Figure content listings:

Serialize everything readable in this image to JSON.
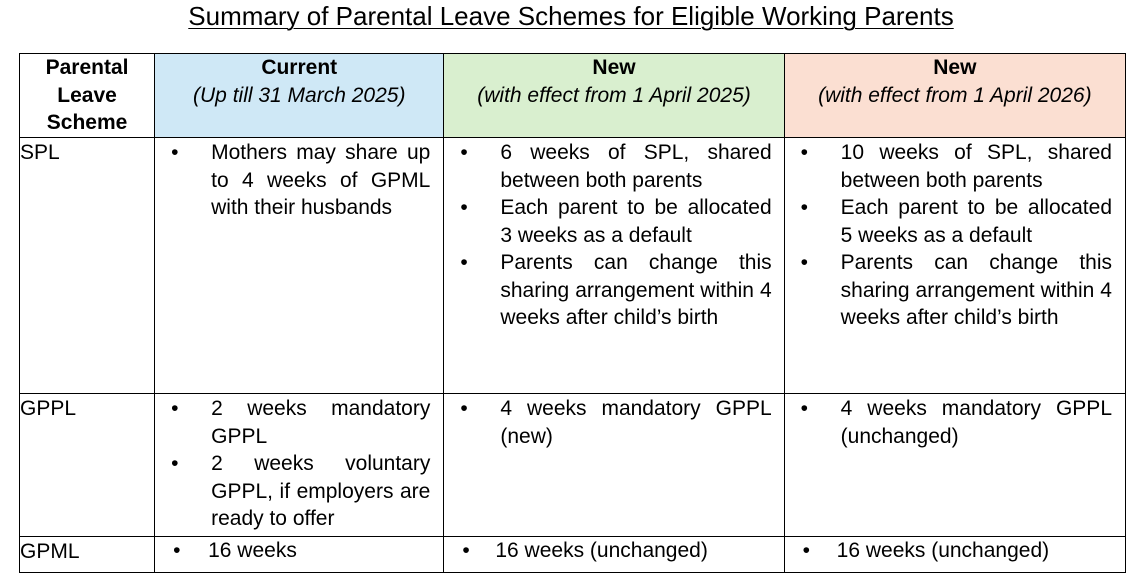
{
  "title": "Summary of Parental Leave Schemes for Eligible Working Parents",
  "table": {
    "headers": [
      {
        "main": "Parental Leave Scheme",
        "sub": ""
      },
      {
        "main": "Current",
        "sub": "(Up till 31 March 2025)"
      },
      {
        "main": "New",
        "sub": "(with effect from 1 April 2025)"
      },
      {
        "main": "New",
        "sub": "(with effect from 1 April 2026)"
      }
    ],
    "header_colors": [
      "#ffffff",
      "#cfe8f6",
      "#d9efcf",
      "#fbdfd2"
    ],
    "rows": [
      {
        "label": "SPL",
        "current": [
          "Mothers may share up to 4 weeks of GPML with their husbands"
        ],
        "new_2025": [
          "6 weeks of SPL, shared between both parents",
          "Each parent to be allocated 3 weeks as a default",
          "Parents can change this sharing arrangement within 4 weeks after child’s birth"
        ],
        "new_2026": [
          "10 weeks of SPL, shared between both parents",
          "Each parent to be allocated 5 weeks as a default",
          "Parents can change this sharing arrangement within 4 weeks after child’s birth"
        ]
      },
      {
        "label": "GPPL",
        "current": [
          "2 weeks mandatory GPPL",
          "2 weeks voluntary GPPL, if employers are ready to offer"
        ],
        "new_2025": [
          "4 weeks mandatory GPPL (new)"
        ],
        "new_2026": [
          "4 weeks mandatory GPPL (unchanged)"
        ]
      },
      {
        "label": "GPML",
        "current": [
          "16 weeks"
        ],
        "new_2025": [
          "16 weeks (unchanged)"
        ],
        "new_2026": [
          "16 weeks (unchanged)"
        ]
      }
    ]
  }
}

● PROBLEM REQUIREMENTS:
Go through the listing above and return every line where the word "between" occurs.

● SOLVED EXERCISE:
          "6 weeks of SPL, shared between both parents",
          "10 weeks of SPL, shared between both parents",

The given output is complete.